- [EXERCISE INPUT]:
━━━━

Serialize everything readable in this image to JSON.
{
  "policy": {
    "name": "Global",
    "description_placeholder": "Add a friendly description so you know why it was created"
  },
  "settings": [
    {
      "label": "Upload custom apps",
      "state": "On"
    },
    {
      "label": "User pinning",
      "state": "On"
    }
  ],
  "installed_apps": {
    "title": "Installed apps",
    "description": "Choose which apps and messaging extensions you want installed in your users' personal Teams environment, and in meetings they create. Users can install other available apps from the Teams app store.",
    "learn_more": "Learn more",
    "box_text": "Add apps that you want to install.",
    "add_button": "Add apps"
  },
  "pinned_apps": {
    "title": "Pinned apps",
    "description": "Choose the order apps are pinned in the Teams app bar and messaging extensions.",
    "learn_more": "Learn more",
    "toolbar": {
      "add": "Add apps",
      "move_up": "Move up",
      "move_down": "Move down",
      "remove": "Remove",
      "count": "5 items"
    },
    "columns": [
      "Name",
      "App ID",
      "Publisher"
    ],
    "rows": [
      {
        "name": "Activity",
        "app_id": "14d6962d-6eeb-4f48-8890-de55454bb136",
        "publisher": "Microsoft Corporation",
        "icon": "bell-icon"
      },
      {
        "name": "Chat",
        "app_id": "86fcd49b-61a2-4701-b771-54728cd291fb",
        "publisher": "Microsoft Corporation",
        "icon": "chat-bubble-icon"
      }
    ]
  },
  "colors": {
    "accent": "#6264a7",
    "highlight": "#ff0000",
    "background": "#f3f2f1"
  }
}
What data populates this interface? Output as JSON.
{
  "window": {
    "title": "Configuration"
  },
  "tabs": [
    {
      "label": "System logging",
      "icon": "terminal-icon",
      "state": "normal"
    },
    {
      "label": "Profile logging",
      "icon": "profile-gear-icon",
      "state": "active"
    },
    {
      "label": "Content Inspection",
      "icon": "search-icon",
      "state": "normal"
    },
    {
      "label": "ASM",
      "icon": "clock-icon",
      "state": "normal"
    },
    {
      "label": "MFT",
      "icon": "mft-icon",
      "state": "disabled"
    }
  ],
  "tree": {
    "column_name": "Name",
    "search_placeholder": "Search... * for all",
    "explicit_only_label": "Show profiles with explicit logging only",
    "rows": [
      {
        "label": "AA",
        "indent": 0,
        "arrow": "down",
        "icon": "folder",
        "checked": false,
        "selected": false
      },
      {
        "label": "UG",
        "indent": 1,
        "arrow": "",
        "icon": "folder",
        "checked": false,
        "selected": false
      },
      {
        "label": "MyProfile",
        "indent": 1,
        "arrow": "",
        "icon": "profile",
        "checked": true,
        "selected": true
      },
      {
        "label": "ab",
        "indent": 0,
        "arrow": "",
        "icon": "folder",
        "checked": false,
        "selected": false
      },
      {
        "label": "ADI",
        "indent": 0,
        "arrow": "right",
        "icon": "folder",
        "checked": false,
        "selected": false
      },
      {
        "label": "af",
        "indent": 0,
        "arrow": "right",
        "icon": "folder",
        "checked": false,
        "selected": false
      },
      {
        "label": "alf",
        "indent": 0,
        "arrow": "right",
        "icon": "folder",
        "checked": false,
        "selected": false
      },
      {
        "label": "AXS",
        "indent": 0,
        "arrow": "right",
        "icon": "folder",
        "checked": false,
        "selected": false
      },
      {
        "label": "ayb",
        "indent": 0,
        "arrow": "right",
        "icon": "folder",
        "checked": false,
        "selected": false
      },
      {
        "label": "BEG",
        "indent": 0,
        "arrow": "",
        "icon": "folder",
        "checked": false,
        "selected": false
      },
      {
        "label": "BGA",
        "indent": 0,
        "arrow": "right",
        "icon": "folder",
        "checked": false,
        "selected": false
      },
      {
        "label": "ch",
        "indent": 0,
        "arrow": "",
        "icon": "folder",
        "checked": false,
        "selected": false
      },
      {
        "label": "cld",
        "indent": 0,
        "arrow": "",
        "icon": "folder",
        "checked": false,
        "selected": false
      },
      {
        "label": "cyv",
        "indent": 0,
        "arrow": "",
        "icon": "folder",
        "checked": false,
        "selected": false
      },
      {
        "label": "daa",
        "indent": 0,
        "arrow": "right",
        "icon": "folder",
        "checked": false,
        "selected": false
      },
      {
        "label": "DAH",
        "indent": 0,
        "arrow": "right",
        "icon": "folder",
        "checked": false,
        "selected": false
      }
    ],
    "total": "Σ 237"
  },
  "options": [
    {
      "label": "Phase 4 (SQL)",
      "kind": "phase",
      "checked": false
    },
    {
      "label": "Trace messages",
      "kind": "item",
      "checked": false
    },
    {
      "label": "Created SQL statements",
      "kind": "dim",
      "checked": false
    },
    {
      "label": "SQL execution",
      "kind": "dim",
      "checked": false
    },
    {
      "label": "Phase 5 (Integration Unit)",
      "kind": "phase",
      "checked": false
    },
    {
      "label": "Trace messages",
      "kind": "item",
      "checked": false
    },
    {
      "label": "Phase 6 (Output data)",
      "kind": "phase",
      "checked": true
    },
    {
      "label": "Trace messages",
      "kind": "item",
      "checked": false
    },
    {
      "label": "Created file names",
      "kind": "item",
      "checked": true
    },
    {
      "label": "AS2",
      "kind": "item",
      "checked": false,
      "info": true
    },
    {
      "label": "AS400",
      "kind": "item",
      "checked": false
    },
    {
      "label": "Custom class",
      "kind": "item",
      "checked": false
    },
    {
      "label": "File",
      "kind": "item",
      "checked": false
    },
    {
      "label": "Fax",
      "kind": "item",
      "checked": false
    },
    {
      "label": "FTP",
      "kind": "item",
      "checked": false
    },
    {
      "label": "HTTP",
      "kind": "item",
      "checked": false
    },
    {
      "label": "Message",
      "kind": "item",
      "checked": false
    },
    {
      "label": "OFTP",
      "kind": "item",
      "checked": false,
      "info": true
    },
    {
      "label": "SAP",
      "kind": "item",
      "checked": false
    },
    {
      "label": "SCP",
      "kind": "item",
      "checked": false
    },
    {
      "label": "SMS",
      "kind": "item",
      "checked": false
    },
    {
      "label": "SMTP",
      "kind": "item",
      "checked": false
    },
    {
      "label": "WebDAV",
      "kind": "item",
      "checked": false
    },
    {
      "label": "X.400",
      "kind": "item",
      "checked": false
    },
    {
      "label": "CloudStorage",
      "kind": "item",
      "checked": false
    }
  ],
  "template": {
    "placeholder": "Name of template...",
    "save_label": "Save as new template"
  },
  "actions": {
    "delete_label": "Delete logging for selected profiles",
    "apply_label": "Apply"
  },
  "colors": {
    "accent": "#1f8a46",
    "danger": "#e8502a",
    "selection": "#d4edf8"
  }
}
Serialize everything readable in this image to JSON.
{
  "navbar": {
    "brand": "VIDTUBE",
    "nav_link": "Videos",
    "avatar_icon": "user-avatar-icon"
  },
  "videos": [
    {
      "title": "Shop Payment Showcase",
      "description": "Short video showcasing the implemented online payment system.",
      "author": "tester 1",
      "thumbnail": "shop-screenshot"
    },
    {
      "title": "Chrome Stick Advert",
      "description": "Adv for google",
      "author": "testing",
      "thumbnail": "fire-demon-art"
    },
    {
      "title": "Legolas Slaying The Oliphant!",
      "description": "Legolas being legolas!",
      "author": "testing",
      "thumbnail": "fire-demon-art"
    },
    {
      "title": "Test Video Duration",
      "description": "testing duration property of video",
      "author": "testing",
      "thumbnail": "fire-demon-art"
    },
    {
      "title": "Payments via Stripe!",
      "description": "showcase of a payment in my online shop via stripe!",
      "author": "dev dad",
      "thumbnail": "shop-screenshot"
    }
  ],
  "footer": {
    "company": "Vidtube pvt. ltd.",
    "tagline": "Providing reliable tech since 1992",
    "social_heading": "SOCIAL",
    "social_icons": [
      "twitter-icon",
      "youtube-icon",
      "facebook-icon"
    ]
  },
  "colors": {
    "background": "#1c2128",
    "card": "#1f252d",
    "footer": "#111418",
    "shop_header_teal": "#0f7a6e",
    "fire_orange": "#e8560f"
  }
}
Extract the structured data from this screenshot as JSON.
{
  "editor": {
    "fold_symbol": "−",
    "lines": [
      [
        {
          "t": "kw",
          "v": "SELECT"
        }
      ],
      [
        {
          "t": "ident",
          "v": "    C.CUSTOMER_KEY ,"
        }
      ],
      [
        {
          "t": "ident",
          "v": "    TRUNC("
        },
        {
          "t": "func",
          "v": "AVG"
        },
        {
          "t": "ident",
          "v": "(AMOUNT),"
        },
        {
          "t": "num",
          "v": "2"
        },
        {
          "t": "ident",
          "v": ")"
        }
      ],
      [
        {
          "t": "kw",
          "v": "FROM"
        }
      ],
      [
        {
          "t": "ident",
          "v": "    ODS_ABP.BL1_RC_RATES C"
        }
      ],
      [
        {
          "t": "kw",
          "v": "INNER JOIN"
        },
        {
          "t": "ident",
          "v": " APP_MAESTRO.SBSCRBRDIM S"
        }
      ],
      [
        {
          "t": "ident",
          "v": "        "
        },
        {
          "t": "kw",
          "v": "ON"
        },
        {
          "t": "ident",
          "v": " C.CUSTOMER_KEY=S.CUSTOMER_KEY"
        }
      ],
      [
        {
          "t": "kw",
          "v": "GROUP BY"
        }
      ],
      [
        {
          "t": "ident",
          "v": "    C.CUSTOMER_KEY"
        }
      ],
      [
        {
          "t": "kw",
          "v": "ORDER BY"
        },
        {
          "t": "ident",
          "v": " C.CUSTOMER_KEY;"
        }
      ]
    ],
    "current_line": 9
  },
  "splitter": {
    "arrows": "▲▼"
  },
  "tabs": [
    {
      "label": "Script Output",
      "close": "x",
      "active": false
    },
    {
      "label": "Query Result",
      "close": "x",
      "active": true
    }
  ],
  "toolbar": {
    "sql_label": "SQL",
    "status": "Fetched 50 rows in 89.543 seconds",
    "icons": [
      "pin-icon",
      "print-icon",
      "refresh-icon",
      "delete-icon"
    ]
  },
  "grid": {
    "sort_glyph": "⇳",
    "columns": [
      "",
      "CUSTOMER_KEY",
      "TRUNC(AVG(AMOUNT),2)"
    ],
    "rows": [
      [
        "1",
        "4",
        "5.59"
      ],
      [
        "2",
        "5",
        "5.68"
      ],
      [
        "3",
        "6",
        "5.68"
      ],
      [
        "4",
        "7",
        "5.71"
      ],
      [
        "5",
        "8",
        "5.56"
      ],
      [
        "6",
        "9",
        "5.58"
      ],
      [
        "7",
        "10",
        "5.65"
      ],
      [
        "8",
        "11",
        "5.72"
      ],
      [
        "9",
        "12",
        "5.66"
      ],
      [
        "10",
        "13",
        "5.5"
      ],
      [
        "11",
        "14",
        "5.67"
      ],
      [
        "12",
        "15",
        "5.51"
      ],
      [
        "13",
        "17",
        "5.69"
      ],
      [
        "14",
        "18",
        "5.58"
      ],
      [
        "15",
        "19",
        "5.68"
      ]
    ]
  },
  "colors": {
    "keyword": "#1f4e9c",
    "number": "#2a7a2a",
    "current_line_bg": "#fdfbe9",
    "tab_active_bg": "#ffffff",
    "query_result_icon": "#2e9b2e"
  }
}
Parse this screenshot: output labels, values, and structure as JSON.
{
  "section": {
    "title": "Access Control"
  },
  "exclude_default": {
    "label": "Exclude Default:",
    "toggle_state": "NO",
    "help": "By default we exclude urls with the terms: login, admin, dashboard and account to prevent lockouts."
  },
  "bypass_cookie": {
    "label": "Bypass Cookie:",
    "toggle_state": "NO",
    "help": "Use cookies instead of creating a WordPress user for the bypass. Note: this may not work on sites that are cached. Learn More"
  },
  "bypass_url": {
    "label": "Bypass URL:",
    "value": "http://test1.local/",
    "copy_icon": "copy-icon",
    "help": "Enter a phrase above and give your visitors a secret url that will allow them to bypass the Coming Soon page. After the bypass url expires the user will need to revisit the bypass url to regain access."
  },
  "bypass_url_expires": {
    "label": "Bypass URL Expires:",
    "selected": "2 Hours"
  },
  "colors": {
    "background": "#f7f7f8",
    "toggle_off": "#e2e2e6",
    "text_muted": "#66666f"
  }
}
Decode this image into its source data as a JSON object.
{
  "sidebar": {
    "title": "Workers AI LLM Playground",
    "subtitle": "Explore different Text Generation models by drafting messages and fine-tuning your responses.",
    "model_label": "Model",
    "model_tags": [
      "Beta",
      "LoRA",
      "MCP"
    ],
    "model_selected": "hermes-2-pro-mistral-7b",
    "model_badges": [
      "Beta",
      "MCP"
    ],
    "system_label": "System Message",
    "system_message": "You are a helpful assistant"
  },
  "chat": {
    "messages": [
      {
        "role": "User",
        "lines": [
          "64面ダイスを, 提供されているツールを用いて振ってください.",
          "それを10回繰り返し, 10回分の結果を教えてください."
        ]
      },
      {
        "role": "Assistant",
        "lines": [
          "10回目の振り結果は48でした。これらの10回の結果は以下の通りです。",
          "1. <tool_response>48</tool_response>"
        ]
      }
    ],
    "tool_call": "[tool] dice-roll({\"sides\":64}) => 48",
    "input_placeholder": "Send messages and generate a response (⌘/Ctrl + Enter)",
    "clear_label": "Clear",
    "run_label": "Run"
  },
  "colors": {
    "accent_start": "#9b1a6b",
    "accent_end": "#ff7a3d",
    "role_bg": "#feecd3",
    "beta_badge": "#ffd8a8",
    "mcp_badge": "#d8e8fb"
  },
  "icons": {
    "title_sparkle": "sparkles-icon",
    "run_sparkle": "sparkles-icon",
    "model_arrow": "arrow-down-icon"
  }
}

━━━━

- [WHAT YOU SHOULD DO]: Report only the number of lines in the listing that contain the word "Enter".

- [REPLY]: 2